Dataset entries
----
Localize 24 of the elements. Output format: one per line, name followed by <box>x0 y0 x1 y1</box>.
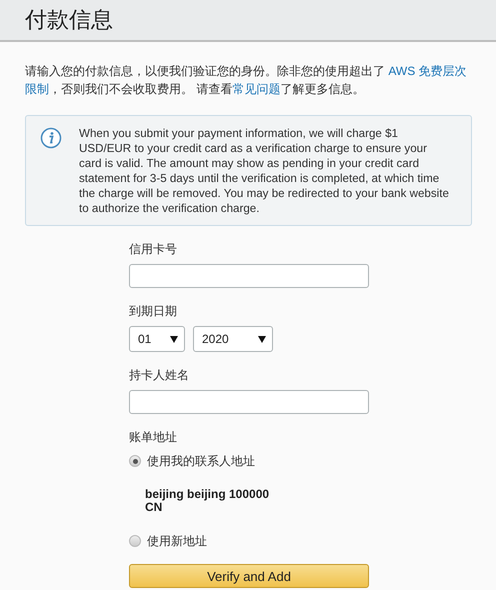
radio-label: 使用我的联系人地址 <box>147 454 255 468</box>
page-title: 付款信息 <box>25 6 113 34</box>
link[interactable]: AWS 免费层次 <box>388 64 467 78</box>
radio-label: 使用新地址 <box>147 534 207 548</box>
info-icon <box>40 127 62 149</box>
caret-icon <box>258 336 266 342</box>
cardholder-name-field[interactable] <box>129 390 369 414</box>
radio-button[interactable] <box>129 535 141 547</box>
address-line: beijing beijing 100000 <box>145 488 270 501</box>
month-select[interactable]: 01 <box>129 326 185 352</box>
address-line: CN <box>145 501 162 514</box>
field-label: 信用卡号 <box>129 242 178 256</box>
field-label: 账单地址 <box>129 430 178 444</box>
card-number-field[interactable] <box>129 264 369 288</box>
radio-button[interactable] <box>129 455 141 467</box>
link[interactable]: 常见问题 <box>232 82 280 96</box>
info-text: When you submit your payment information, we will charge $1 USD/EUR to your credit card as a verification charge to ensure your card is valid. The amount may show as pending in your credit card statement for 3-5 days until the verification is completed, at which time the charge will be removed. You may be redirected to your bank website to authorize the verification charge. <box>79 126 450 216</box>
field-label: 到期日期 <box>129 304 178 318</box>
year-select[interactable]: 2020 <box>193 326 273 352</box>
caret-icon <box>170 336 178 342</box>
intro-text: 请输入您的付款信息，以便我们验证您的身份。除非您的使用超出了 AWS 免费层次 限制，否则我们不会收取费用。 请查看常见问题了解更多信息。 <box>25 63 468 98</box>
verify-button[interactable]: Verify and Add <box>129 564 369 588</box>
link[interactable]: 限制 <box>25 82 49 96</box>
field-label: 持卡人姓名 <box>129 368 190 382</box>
----
◆ EXERCISE
Copy every record above line for line without changing anything, and leave the pictures out of your answer.

◆ EXPECTED OUTPUT
Localize 24 of the elements. Output format: one per line, name followed by <box>x0 y0 x1 y1</box>.
radio-label: 使用我的联系人地址 <box>147 454 255 468</box>
page-title: 付款信息 <box>25 6 113 34</box>
link[interactable]: AWS 免费层次 <box>388 64 467 78</box>
radio-label: 使用新地址 <box>147 534 207 548</box>
info-icon <box>40 127 62 149</box>
caret-icon <box>258 336 266 342</box>
cardholder-name-field[interactable] <box>129 390 369 414</box>
radio-button[interactable] <box>129 535 141 547</box>
address-line: beijing beijing 100000 <box>145 488 270 501</box>
month-select[interactable]: 01 <box>129 326 185 352</box>
address-line: CN <box>145 501 162 514</box>
field-label: 信用卡号 <box>129 242 178 256</box>
field-label: 账单地址 <box>129 430 178 444</box>
card-number-field[interactable] <box>129 264 369 288</box>
radio-button[interactable] <box>129 455 141 467</box>
link[interactable]: 常见问题 <box>232 82 280 96</box>
info-text: When you submit your payment information, we will charge $1 USD/EUR to your credit card as a verification charge to ensure your card is valid. The amount may show as pending in your credit card statement for 3-5 days until the verification is completed, at which time the charge will be removed. You may be redirected to your bank website to authorize the verification charge. <box>79 126 450 216</box>
field-label: 到期日期 <box>129 304 178 318</box>
year-select[interactable]: 2020 <box>193 326 273 352</box>
caret-icon <box>170 336 178 342</box>
intro-text: 请输入您的付款信息，以便我们验证您的身份。除非您的使用超出了 AWS 免费层次 限制，否则我们不会收取费用。 请查看常见问题了解更多信息。 <box>25 63 468 98</box>
verify-button[interactable]: Verify and Add <box>129 564 369 588</box>
link[interactable]: 限制 <box>25 82 49 96</box>
field-label: 持卡人姓名 <box>129 368 190 382</box>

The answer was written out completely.